EXERCISE DIRECTIONS. Check each line of the data for "benefits" and select those that have it.
======== SUPPLIED MATERIAL ========
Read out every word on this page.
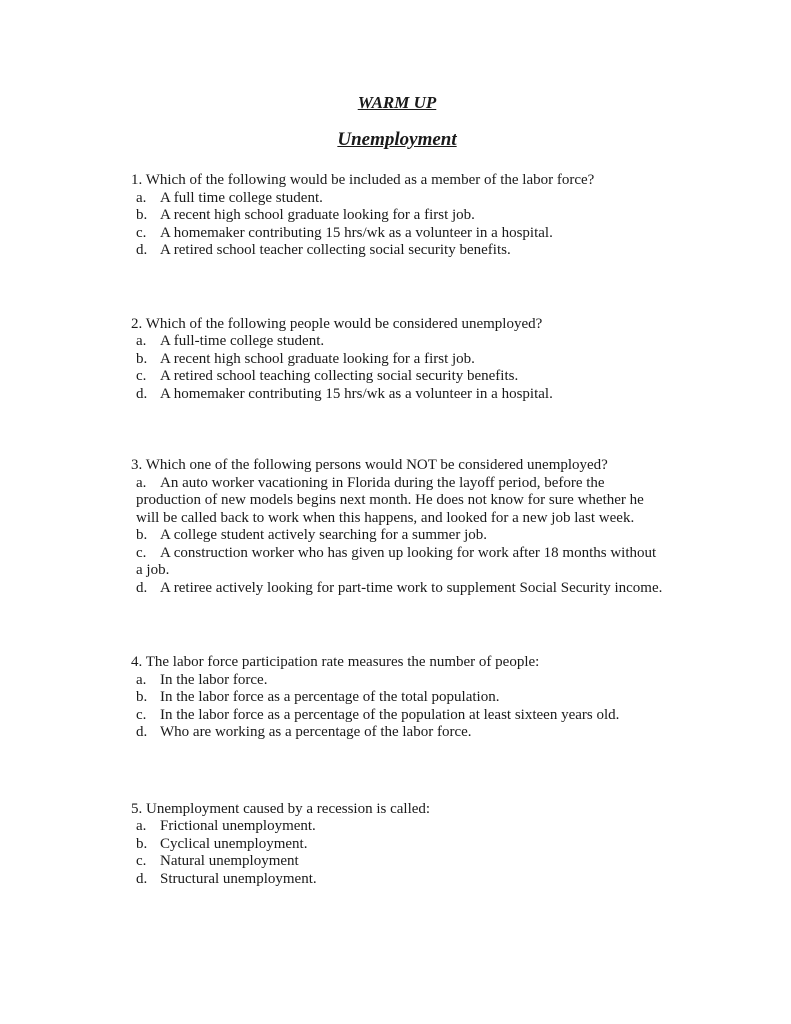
WARM UP
Unemployment
1. Which of the following would be included as a member of the labor force?
a. A full time college student.
b. A recent high school graduate looking for a first job.
c. A homemaker contributing 15 hrs/wk as a volunteer in a hospital.
d. A retired school teacher collecting social security benefits.
2. Which of the following people would be considered unemployed?
a. A full-time college student.
b. A recent high school graduate looking for a first job.
c. A retired school teaching collecting social security benefits.
d. A homemaker contributing 15 hrs/wk as a volunteer in a hospital.
3. Which one of the following persons would NOT be considered unemployed?
a. An auto worker vacationing in Florida during the layoff period, before the production of new models begins next month. He does not know for sure whether he will be called back to work when this happens, and looked for a new job last week.
b. A college student actively searching for a summer job.
c. A construction worker who has given up looking for work after 18 months without a job.
d. A retiree actively looking for part-time work to supplement Social Security income.
4. The labor force participation rate measures the number of people:
a. In the labor force.
b. In the labor force as a percentage of the total population.
c. In the labor force as a percentage of the population at least sixteen years old.
d. Who are working as a percentage of the labor force.
5. Unemployment caused by a recession is called:
a. Frictional unemployment.
b. Cyclical unemployment.
c. Natural unemployment
d. Structural unemployment.
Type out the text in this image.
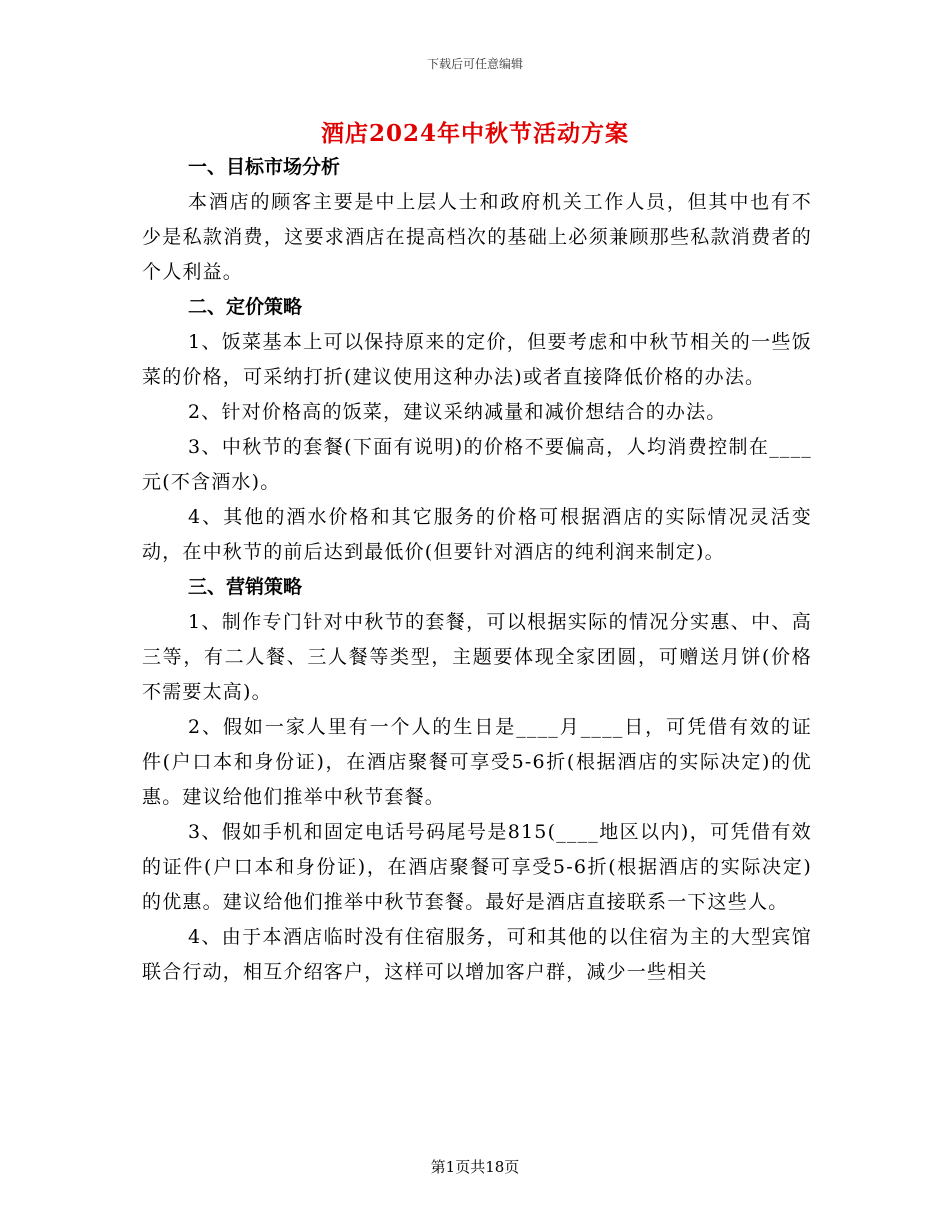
下载后可任意编辑
酒店2024年中秋节活动方案
一、目标市场分析

本酒店的顾客主要是中上层人士和政府机关工作人员，但其中也有不少是私款消费，这要求酒店在提高档次的基础上必须兼顾那些私款消费者的个人利益。

二、定价策略

1、饭菜基本上可以保持原来的定价，但要考虑和中秋节相关的一些饭菜的价格，可采纳打折(建议使用这种办法)或者直接降低价格的办法。

2、针对价格高的饭菜，建议采纳减量和减价想结合的办法。

3、中秋节的套餐(下面有说明)的价格不要偏高，人均消费控制在____元(不含酒水)。

4、其他的酒水价格和其它服务的价格可根据酒店的实际情况灵活变动，在中秋节的前后达到最低价(但要针对酒店的纯利润来制定)。

三、营销策略

1、制作专门针对中秋节的套餐，可以根据实际的情况分实惠、中、高三等，有二人餐、三人餐等类型，主题要体现全家团圆，可赠送月饼(价格不需要太高)。

2、假如一家人里有一个人的生日是____月____日，可凭借有效的证件(户口本和身份证)，在酒店聚餐可享受5-6折(根据酒店的实际决定)的优惠。建议给他们推举中秋节套餐。

3、假如手机和固定电话号码尾号是815(____地区以内)，可凭借有效的证件(户口本和身份证)，在酒店聚餐可享受5-6折(根据酒店的实际决定)的优惠。建议给他们推举中秋节套餐。最好是酒店直接联系一下这些人。

4、由于本酒店临时没有住宿服务，可和其他的以住宿为主的大型宾馆联合行动，相互介绍客户，这样可以增加客户群，减少一些相关

第1页共18页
========
THE SOLUTION.
d. A retired school teacher collecting social security benefits.
c. A retired school teaching collecting social security benefits.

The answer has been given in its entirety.